----- DOCUMENT PASSAGE

Did you say turn left? No can do. It’s an icy hill, and the prospect of a downward skid, foot mashing the brake pedal, is very real. Left at the next intersection instead? Another vertigo inducer, of which the glacier-carved city has many.

People with tickets for “Uncle Vanya” at the ACT Theatre were out of luck, too, as Seattle got its biggest snowfall in a decade this week, and performance venues up and down the Pacific Northwest coast went dark. Justin Timberlake bailed out on his scheduled Tacoma Dome show Sunday, and Michelle Obama rescheduled an appearance in support of her new book. Hundreds of flights were delayed or canceled Saturday at Seattle-Tacoma International Airport, and the problems continued into Sunday.

Snow isn’t unheard-of here in the nation’s upper northwest corner. This isn’t Atlanta or Tallahassee, Florida, where the rare falling flake can send people flocking into the street to shiver and stare up in wonder with their tongues extended. But neither is it Denver or Chicago, where anything short of an all-out blizzard merits little more than a shrug.

----------

REQUIREMENT 1 - Transcribe the Seattle snow passage word for word, starting with "People with tickets" and going on through "continued into Sunday.".
REQUIREMENT 2 - Continue the Seattle snow passage from where it stops.

----- RECORDED DATA

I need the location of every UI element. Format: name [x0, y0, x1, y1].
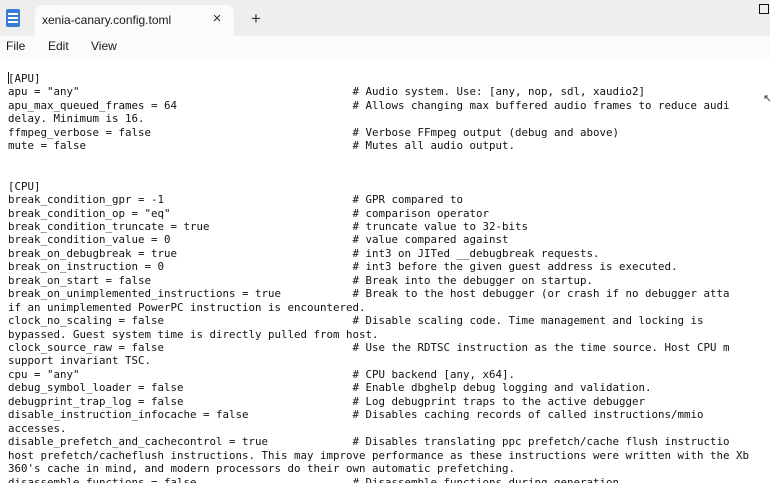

----------

RESPONSE 1 -
People with tickets for “Uncle Vanya” at the ACT Theatre were out of luck, too, as Seattle got its biggest snowfall in a decade this week, and performance venues up and down the Pacific Northwest coast went dark. Justin Timberlake bailed out on his scheduled Tacoma Dome show Sunday, and Michelle Obama rescheduled an appearance in support of her new book. Hundreds of flights were delayed or canceled Saturday at Seattle-Tacoma International Airport, and the problems continued into Sunday.

RESPONSE 2 -
In Seattle, the muscle memory just isn’t there for big snow — whether in deploying salt spreaders and plows or in getting a snow-day reprieve from an algebra test — so the responses, for better or worse, are sharpened by the novelty.

Gov. Jay Inslee of Washington declared a state of emergency, and Seattle’s Emergency Management office urged people to be prepared to lose power if lines go down. Interstate 90 was closed Sunday morning in both directions east of Seattle because of blowing and drifting snow. Kids and their parents commandeered city streets for sledding, sometimes blocking traffic with homemade signs.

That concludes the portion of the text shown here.